Exercise details: Copy each line that has the string "this" somewhere in it.
-- START OF Material supplied --
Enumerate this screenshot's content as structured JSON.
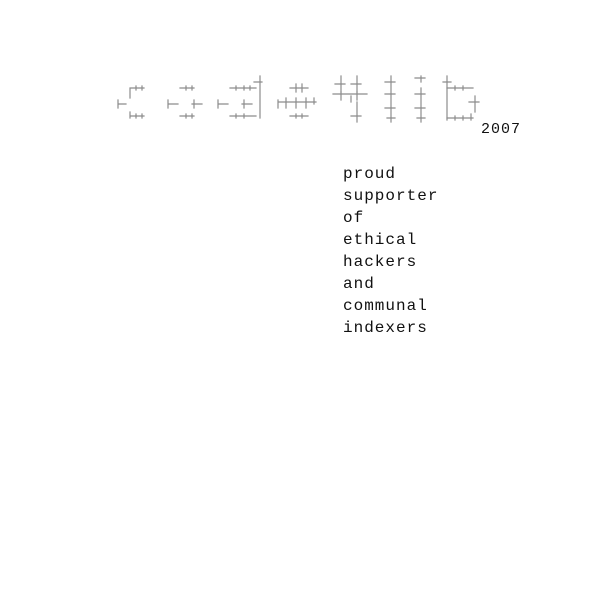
{
  "logo": {
    "text": "code4lib",
    "style": "ascii-box-drawing",
    "color": "#8c8c8c"
  },
  "year": "2007",
  "tagline": [
    "proud",
    "supporter",
    "of",
    "ethical",
    "hackers",
    "and",
    "communal",
    "indexers"
  ]
}
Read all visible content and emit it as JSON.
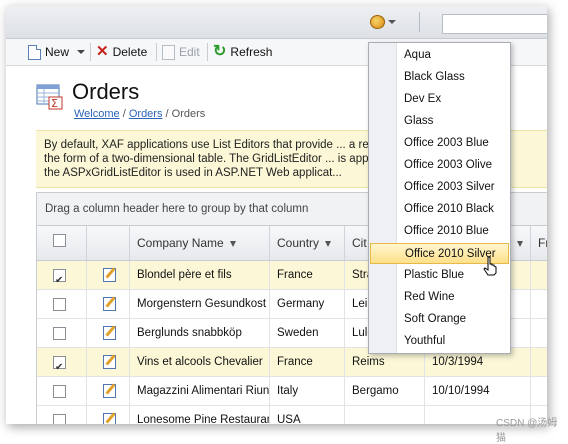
{
  "toolbar": {
    "new_label": "New",
    "delete_label": "Delete",
    "edit_label": "Edit",
    "refresh_label": "Refresh"
  },
  "header": {
    "title": "Orders",
    "breadcrumb": [
      "Welcome",
      "Orders",
      "Orders"
    ]
  },
  "info": {
    "text": "By default, XAF applications use List Editors that provide ... a repre\nthe form of a two-dimensional table. The GridListEditor ... is appli\nthe ASPxGridListEditor is used in ASP.NET Web applicat..."
  },
  "grid": {
    "group_panel_text": "Drag a column header here to group by that column",
    "columns": [
      "Company Name",
      "Country",
      "Cit",
      "",
      "Fr"
    ],
    "rows": [
      {
        "selected": true,
        "company": "Blondel père et fils",
        "country": "France",
        "city": "Stra",
        "date": ""
      },
      {
        "selected": false,
        "company": "Morgenstern Gesundkost",
        "country": "Germany",
        "city": "Leip",
        "date": ""
      },
      {
        "selected": false,
        "company": "Berglunds snabbköp",
        "country": "Sweden",
        "city": "Lule",
        "date": ""
      },
      {
        "selected": true,
        "company": "Vins et alcools Chevalier",
        "country": "France",
        "city": "Reims",
        "date": "10/3/1994"
      },
      {
        "selected": false,
        "company": "Magazzini Alimentari Riuniti",
        "country": "Italy",
        "city": "Bergamo",
        "date": "10/10/1994"
      },
      {
        "selected": false,
        "company": "Lonesome Pine Restaurant",
        "country": "USA",
        "city": "",
        "date": ""
      }
    ]
  },
  "theme_menu": {
    "items": [
      "Aqua",
      "Black Glass",
      "Dev Ex",
      "Glass",
      "Office 2003 Blue",
      "Office 2003 Olive",
      "Office 2003 Silver",
      "Office 2010 Black",
      "Office 2010 Blue",
      "Office 2010 Silver",
      "Plastic Blue",
      "Red Wine",
      "Soft Orange",
      "Youthful"
    ],
    "highlighted_index": 9
  },
  "watermark": "CSDN @汤姆 猫"
}
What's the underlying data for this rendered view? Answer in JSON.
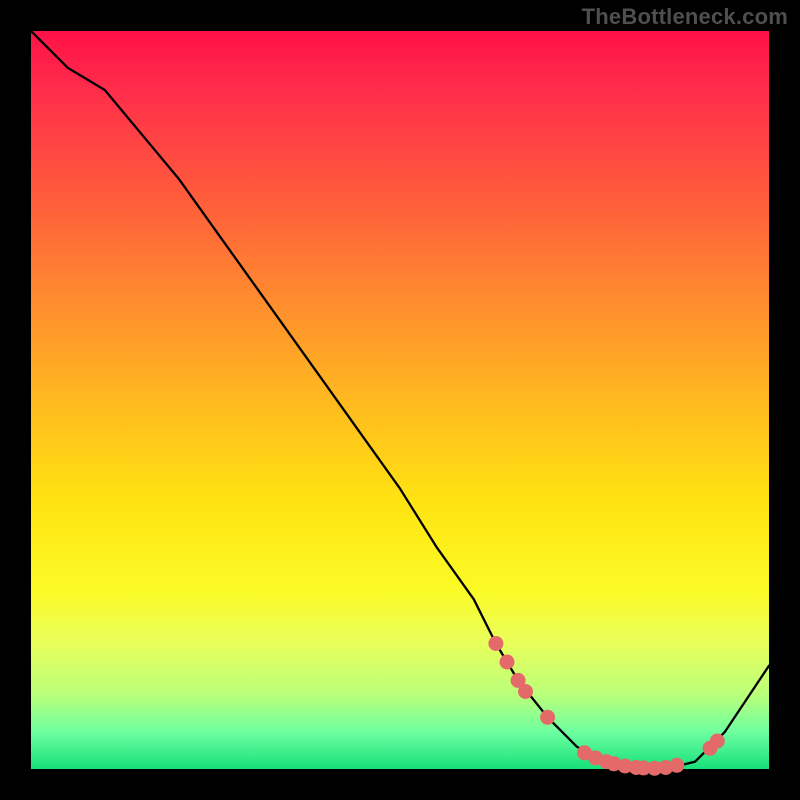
{
  "watermark": "TheBottleneck.com",
  "chart_data": {
    "type": "line",
    "title": "",
    "xlabel": "",
    "ylabel": "",
    "xlim": [
      0,
      100
    ],
    "ylim": [
      0,
      100
    ],
    "grid": false,
    "legend": false,
    "series": [
      {
        "name": "bottleneck-curve",
        "x": [
          0,
          5,
          10,
          15,
          20,
          25,
          30,
          35,
          40,
          45,
          50,
          55,
          60,
          63,
          66,
          70,
          74,
          78,
          82,
          86,
          90,
          94,
          100
        ],
        "y": [
          100,
          95,
          92,
          86,
          80,
          73,
          66,
          59,
          52,
          45,
          38,
          30,
          23,
          17,
          12,
          7,
          3,
          1,
          0,
          0,
          1,
          5,
          14
        ]
      }
    ],
    "markers": {
      "name": "highlighted-points",
      "color": "#e46a6a",
      "points": [
        {
          "x": 63,
          "y": 17
        },
        {
          "x": 64.5,
          "y": 14.5
        },
        {
          "x": 66,
          "y": 12
        },
        {
          "x": 67,
          "y": 10.5
        },
        {
          "x": 70,
          "y": 7
        },
        {
          "x": 75,
          "y": 2.2
        },
        {
          "x": 76.5,
          "y": 1.5
        },
        {
          "x": 78,
          "y": 1.0
        },
        {
          "x": 79,
          "y": 0.7
        },
        {
          "x": 80.5,
          "y": 0.4
        },
        {
          "x": 82,
          "y": 0.2
        },
        {
          "x": 83,
          "y": 0.15
        },
        {
          "x": 84.5,
          "y": 0.1
        },
        {
          "x": 86,
          "y": 0.2
        },
        {
          "x": 87.5,
          "y": 0.5
        },
        {
          "x": 92,
          "y": 2.8
        },
        {
          "x": 93,
          "y": 3.8
        }
      ]
    },
    "background_gradient": {
      "direction": "vertical",
      "stops": [
        {
          "pos": 0.0,
          "color": "#ff1147"
        },
        {
          "pos": 0.5,
          "color": "#ffb91f"
        },
        {
          "pos": 0.8,
          "color": "#fbfb27"
        },
        {
          "pos": 1.0,
          "color": "#17e07b"
        }
      ]
    }
  }
}
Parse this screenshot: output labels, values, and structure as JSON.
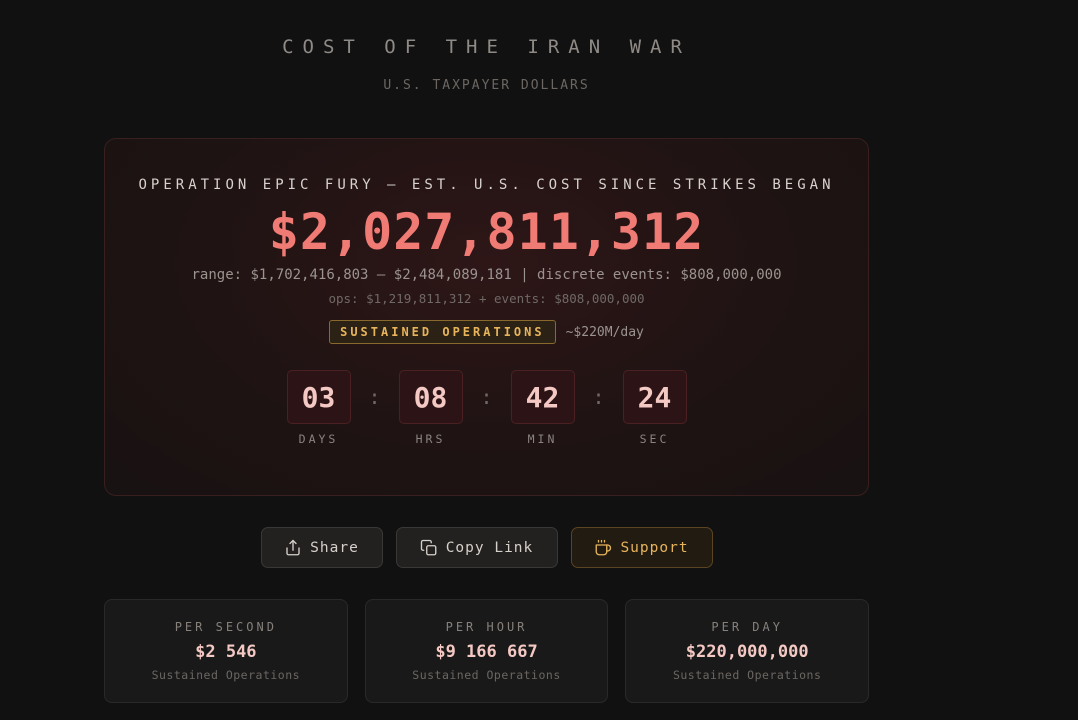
{
  "header": {
    "title": "COST OF THE IRAN WAR",
    "subtitle": "U.S. TAXPAYER DOLLARS"
  },
  "hero": {
    "operation_label": "OPERATION EPIC FURY — EST. U.S. COST SINCE STRIKES BEGAN",
    "amount": "$2,027,811,312",
    "range_text": "range: $1,702,416,803 – $2,484,089,181 | discrete events: $808,000,000",
    "ops_text": "ops: $1,219,811,312 + events: $808,000,000",
    "badge": "SUSTAINED OPERATIONS",
    "rate": "~$220M/day",
    "countdown": [
      {
        "value": "03",
        "label": "DAYS"
      },
      {
        "value": "08",
        "label": "HRS"
      },
      {
        "value": "42",
        "label": "MIN"
      },
      {
        "value": "24",
        "label": "SEC"
      }
    ],
    "separator": ":"
  },
  "actions": {
    "share": "Share",
    "copy_link": "Copy Link",
    "support": "Support"
  },
  "stats": [
    {
      "label": "PER SECOND",
      "value": "$2 546",
      "sub": "Sustained Operations"
    },
    {
      "label": "PER HOUR",
      "value": "$9 166 667",
      "sub": "Sustained Operations"
    },
    {
      "label": "PER DAY",
      "value": "$220,000,000",
      "sub": "Sustained Operations"
    }
  ],
  "colors": {
    "background": "#121111",
    "accent_red": "#f07a74",
    "accent_gold": "#e7b45c"
  },
  "icons": {
    "share": "share-icon",
    "copy": "copy-icon",
    "support": "coffee-cup-icon"
  }
}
-- END OF Material supplied --
Task response:
Enumerate this screenshot's content as structured JSON.
What's the underlying data for this rendered view? Answer in JSON.
Parse this screenshot: output labels, values, and structure as JSON.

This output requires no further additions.